---- GIVEN INFORMATION
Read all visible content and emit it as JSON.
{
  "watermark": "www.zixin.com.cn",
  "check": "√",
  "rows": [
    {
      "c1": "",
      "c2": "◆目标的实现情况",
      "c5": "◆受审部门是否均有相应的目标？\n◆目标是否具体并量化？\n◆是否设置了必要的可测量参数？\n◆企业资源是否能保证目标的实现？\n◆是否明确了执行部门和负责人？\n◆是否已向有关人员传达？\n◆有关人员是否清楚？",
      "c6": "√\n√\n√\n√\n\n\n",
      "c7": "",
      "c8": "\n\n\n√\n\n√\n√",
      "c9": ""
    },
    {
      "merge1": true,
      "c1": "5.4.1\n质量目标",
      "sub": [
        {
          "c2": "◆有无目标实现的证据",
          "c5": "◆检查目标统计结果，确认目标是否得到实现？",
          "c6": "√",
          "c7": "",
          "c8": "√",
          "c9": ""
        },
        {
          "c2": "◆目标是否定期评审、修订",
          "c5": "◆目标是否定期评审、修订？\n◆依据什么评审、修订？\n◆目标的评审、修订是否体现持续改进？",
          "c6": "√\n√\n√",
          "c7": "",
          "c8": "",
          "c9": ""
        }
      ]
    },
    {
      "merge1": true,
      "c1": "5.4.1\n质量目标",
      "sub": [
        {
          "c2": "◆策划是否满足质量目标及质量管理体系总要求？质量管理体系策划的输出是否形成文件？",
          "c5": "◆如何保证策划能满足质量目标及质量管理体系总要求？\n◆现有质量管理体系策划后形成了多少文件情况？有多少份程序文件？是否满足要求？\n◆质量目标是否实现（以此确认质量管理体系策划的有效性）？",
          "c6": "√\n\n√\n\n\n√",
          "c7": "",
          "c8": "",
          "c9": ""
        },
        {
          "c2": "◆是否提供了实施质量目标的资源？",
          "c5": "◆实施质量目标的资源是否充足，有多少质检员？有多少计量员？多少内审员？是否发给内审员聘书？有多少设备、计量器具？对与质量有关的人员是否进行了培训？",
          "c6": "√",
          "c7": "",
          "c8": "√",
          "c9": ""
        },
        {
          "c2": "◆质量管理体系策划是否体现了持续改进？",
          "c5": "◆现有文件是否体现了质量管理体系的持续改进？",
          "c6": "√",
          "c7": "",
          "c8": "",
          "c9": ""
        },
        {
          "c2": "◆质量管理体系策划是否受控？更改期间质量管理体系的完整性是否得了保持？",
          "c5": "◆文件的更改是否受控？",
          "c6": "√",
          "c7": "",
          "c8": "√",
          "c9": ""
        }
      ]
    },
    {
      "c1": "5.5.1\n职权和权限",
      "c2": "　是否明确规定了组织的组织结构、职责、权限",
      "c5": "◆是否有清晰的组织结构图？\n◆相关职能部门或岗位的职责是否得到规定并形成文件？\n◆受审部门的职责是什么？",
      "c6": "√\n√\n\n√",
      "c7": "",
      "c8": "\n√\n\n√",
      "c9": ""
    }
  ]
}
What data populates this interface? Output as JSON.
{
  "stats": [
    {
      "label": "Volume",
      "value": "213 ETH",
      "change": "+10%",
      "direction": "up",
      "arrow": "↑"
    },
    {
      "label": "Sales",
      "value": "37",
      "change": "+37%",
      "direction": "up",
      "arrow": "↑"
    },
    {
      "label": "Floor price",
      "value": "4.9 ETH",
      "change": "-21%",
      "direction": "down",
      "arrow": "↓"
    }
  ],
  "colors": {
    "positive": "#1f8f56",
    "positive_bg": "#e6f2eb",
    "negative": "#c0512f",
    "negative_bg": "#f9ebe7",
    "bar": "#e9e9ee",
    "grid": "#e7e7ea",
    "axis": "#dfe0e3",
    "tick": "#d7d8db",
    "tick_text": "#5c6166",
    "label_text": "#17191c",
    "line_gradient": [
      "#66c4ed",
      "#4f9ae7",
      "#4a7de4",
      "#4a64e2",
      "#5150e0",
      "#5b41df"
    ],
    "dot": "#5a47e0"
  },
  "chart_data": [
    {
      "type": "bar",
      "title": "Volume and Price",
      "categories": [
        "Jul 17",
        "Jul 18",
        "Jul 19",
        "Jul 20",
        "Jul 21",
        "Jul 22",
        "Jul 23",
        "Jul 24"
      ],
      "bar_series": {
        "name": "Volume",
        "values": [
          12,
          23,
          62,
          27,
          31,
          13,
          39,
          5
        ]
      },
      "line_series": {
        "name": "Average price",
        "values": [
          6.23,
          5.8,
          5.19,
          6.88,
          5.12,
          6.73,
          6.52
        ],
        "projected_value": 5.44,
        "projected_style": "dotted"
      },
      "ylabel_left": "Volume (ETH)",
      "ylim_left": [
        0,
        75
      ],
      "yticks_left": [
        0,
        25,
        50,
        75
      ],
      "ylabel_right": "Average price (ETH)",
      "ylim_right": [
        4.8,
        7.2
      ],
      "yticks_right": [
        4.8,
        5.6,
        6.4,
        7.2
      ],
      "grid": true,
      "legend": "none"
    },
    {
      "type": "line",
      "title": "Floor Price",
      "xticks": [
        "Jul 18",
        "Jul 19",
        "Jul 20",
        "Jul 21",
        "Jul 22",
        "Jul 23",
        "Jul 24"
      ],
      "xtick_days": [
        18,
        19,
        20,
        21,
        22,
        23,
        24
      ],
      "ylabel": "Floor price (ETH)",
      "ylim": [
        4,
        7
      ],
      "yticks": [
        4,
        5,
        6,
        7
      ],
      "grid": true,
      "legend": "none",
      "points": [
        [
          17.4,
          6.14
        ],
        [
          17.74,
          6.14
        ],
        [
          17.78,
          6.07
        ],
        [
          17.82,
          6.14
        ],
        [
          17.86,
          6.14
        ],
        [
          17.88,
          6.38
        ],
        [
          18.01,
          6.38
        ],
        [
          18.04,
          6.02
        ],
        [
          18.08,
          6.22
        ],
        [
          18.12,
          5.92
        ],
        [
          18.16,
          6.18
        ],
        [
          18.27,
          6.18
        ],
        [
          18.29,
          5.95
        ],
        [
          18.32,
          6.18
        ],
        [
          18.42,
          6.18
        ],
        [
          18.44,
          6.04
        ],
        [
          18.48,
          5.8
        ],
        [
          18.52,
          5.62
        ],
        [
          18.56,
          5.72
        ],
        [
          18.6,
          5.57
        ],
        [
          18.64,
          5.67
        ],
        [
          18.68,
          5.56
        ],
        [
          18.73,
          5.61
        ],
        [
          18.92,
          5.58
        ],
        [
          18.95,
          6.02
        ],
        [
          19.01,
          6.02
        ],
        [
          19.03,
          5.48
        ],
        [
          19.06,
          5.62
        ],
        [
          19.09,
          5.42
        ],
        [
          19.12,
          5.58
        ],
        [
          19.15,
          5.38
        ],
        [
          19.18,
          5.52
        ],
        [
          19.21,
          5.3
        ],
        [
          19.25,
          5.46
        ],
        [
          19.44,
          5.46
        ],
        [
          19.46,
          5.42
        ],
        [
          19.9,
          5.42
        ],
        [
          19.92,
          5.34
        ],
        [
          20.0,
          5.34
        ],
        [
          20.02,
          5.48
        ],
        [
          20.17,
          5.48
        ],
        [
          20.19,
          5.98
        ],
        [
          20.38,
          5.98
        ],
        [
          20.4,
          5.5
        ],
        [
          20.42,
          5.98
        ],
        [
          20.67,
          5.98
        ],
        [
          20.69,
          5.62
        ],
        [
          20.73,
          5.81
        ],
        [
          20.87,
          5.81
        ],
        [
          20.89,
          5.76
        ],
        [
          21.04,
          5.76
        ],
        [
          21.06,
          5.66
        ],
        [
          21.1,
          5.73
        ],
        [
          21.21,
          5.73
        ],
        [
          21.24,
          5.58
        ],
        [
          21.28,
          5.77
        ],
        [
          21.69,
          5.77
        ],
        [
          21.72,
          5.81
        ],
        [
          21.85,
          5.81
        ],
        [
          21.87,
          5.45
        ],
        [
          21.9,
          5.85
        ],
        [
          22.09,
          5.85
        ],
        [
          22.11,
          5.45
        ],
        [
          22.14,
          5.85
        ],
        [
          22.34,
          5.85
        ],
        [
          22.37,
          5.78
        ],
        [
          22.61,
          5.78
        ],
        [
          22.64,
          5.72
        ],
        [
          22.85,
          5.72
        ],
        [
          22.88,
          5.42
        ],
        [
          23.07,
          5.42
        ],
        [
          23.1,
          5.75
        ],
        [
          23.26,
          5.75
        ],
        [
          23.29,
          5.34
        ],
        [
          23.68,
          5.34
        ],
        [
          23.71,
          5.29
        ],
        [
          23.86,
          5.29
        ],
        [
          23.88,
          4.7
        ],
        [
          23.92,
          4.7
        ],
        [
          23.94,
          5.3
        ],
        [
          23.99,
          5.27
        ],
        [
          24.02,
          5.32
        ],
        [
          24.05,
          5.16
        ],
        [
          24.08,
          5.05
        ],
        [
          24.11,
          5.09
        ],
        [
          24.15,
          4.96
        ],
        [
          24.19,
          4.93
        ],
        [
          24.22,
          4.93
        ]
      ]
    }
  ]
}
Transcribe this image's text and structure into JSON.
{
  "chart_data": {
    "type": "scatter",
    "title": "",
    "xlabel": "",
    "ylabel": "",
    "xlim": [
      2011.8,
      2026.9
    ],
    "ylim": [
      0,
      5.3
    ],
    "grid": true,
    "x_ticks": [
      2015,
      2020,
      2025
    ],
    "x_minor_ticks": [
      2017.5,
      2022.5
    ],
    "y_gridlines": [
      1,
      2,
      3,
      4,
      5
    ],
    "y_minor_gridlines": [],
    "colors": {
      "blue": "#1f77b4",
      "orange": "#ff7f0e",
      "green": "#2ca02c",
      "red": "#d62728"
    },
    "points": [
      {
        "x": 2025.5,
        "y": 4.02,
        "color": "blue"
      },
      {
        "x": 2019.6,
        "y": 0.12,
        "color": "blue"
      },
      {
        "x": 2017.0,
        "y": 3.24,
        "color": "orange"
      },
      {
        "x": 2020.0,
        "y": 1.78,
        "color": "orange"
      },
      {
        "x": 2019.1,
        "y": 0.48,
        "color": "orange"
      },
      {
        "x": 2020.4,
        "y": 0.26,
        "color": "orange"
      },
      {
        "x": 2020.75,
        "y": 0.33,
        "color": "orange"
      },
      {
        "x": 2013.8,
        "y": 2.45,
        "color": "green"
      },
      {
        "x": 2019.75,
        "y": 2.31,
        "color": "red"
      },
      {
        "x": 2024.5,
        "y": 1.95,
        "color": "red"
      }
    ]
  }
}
--------
* _WHAT TO WORK ON_
Check each line above for "Floor" and return the ones that have it.

* _ANSWER TO THE TASK_
      "label": "Floor price",
      "title": "Floor Price",
      "ylabel": "Floor price (ETH)",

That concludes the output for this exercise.